Stored material
══════
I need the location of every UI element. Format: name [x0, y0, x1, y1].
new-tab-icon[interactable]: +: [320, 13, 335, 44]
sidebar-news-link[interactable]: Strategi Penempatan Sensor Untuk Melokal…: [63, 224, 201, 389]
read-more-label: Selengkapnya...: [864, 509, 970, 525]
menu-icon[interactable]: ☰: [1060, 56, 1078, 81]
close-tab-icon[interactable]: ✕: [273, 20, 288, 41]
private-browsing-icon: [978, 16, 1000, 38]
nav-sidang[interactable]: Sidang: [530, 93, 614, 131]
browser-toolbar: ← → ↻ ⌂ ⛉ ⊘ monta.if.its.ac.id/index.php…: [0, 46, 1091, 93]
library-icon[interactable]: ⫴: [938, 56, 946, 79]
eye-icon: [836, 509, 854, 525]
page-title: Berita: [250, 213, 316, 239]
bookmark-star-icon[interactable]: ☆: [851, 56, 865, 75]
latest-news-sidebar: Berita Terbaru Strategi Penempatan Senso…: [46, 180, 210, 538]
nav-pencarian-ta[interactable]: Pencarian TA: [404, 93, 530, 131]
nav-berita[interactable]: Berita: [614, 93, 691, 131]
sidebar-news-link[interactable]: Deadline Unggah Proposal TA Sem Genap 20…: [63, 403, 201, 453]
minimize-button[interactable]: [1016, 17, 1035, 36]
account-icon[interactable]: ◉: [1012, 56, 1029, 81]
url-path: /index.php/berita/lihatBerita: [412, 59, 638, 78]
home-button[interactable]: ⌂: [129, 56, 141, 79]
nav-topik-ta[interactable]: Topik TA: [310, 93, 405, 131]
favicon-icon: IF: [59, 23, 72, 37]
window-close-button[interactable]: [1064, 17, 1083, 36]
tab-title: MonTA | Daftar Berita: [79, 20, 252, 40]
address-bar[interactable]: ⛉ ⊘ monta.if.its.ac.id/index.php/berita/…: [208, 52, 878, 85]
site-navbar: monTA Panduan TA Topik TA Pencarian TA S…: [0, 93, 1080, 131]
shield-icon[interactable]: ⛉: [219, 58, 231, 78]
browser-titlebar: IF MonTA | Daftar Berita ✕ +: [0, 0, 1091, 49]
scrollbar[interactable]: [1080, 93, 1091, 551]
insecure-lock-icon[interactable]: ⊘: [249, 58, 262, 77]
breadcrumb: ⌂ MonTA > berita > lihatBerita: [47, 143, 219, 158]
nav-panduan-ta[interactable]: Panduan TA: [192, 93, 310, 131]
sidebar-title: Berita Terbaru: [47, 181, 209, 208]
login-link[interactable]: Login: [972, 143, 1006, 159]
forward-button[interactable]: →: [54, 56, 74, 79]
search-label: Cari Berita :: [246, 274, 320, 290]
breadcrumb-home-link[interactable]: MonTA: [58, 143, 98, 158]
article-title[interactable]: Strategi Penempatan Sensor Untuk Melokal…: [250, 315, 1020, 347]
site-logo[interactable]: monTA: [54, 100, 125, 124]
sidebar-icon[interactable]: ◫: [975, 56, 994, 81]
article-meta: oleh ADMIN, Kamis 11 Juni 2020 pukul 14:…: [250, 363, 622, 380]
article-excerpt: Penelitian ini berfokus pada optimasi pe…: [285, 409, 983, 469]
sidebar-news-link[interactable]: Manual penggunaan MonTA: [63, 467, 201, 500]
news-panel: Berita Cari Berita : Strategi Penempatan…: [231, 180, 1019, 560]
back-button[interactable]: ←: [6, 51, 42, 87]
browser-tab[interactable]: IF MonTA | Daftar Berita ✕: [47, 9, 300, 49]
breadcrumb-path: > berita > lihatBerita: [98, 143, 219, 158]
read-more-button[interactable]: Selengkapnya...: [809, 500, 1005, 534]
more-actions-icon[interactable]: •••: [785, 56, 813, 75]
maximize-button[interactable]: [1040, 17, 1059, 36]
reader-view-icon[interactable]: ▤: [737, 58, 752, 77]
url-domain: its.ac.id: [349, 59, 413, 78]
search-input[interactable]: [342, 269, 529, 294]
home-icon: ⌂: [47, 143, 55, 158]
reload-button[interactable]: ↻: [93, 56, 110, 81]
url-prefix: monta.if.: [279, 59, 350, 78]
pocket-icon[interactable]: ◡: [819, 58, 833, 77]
══════
-- Work instructions --
Pick out every line of the material that contains the string "path", treating uppercase and lowercase as different, and copy each one.

-- The answer --
url-path: /index.php/berita/lihatBerita: [412, 59, 638, 78]
breadcrumb-path: > berita > lihatBerita: [98, 143, 219, 158]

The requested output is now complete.